*Problem description*
Render the following material again verbatim, leaving nothing out.

══════════

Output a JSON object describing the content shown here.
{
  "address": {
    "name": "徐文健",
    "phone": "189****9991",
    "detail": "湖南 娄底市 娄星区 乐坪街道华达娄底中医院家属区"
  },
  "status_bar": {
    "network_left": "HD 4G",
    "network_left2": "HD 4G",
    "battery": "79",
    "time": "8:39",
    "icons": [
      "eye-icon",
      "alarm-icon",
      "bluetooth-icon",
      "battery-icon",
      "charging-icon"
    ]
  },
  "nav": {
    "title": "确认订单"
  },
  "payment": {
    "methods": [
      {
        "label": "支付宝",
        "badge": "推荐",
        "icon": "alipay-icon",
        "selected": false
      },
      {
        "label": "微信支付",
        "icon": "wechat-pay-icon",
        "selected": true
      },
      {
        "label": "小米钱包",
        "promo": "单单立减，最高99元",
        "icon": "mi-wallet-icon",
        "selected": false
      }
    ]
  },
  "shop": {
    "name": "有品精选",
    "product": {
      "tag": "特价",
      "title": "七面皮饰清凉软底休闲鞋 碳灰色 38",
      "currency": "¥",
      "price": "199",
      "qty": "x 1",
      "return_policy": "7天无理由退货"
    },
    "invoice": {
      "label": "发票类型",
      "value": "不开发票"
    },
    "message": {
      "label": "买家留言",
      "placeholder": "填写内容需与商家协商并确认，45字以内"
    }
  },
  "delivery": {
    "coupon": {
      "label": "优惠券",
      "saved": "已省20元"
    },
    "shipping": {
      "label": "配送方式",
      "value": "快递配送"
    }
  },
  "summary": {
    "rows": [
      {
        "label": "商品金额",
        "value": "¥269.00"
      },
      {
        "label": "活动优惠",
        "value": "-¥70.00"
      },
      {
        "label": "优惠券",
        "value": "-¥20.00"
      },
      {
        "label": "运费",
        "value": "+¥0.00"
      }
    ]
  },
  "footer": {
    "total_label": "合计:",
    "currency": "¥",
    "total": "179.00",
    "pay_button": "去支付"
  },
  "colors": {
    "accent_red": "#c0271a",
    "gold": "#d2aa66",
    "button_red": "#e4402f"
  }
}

══════════

*Task response*
Output a JSON object describing the content shown here.
{
  "address": {
    "name": "徐文健",
    "phone": "189****9991",
    "detail": "湖南 娄底市 娄星区 乐坪街道华达娄底中医院家属区"
  },
  "status_bar": {
    "network_left": "HD 4G",
    "network_left2": "HD 4G",
    "battery": "79",
    "time": "8:39",
    "icons": [
      "eye-icon",
      "alarm-icon",
      "bluetooth-icon",
      "battery-icon",
      "charging-icon"
    ]
  },
  "nav": {
    "title": "确认订单"
  },
  "payment": {
    "methods": [
      {
        "label": "支付宝",
        "badge": "推荐",
        "icon": "alipay-icon",
        "selected": false
      },
      {
        "label": "微信支付",
        "icon": "wechat-pay-icon",
        "selected": true
      },
      {
        "label": "小米钱包",
        "promo": "单单立减，最高99元",
        "icon": "mi-wallet-icon",
        "selected": false
      }
    ]
  },
  "shop": {
    "name": "有品精选",
    "product": {
      "tag": "特价",
      "title": "七面皮饰清凉软底休闲鞋 碳灰色 38",
      "currency": "¥",
      "price": "199",
      "qty": "x 1",
      "return_policy": "7天无理由退货"
    },
    "invoice": {
      "label": "发票类型",
      "value": "不开发票"
    },
    "message": {
      "label": "买家留言",
      "placeholder": "填写内容需与商家协商并确认，45字以内"
    }
  },
  "delivery": {
    "coupon": {
      "label": "优惠券",
      "saved": "已省20元"
    },
    "shipping": {
      "label": "配送方式",
      "value": "快递配送"
    }
  },
  "summary": {
    "rows": [
      {
        "label": "商品金额",
        "value": "¥269.00"
      },
      {
        "label": "活动优惠",
        "value": "-¥70.00"
      },
      {
        "label": "优惠券",
        "value": "-¥20.00"
      },
      {
        "label": "运费",
        "value": "+¥0.00"
      }
    ]
  },
  "footer": {
    "total_label": "合计:",
    "currency": "¥",
    "total": "179.00",
    "pay_button": "去支付"
  },
  "colors": {
    "accent_red": "#c0271a",
    "gold": "#d2aa66",
    "button_red": "#e4402f"
  }
}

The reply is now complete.